WHAT YOU HAVE TO DO:
Reproduce every line of the material below, but drop the pictures.

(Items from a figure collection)
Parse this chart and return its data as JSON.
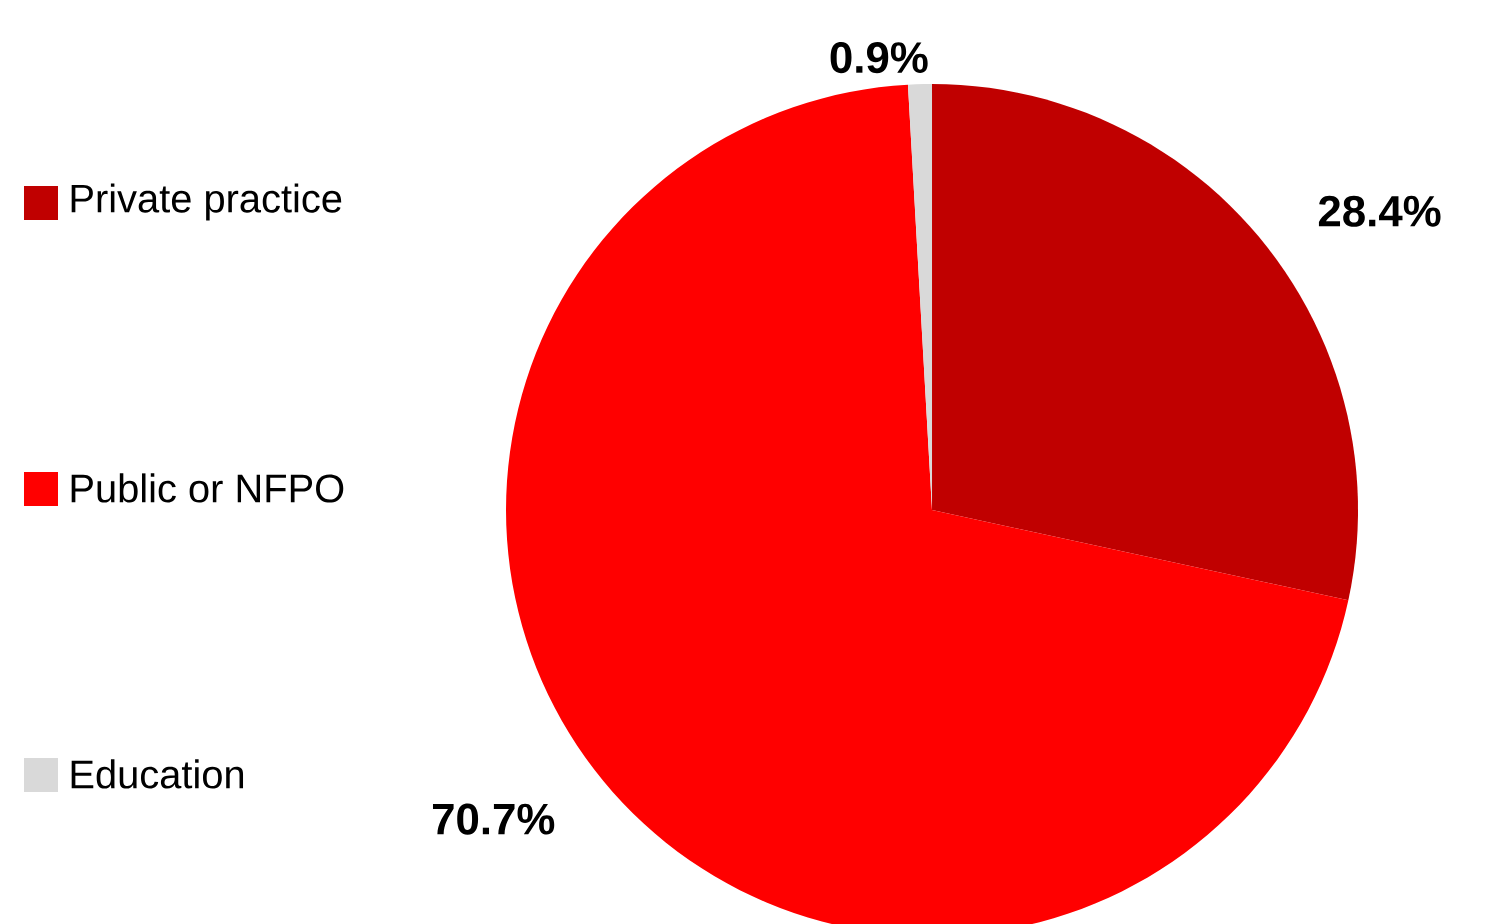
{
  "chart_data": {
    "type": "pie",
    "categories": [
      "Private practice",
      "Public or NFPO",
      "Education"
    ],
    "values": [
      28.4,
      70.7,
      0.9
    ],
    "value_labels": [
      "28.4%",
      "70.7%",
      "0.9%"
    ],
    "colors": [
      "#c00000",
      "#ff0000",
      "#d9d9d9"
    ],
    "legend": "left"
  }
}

FULL OUTPUT:
Parse this chart and return its data as JSON.
{
  "chart_data": {
    "type": "pie",
    "categories": [
      "Private practice",
      "Public or NFPO",
      "Education"
    ],
    "values": [
      28.4,
      70.7,
      0.9
    ],
    "value_labels": [
      "28.4%",
      "70.7%",
      "0.9%"
    ],
    "colors": [
      "#c00000",
      "#ff0000",
      "#d9d9d9"
    ],
    "legend": "left"
  }
}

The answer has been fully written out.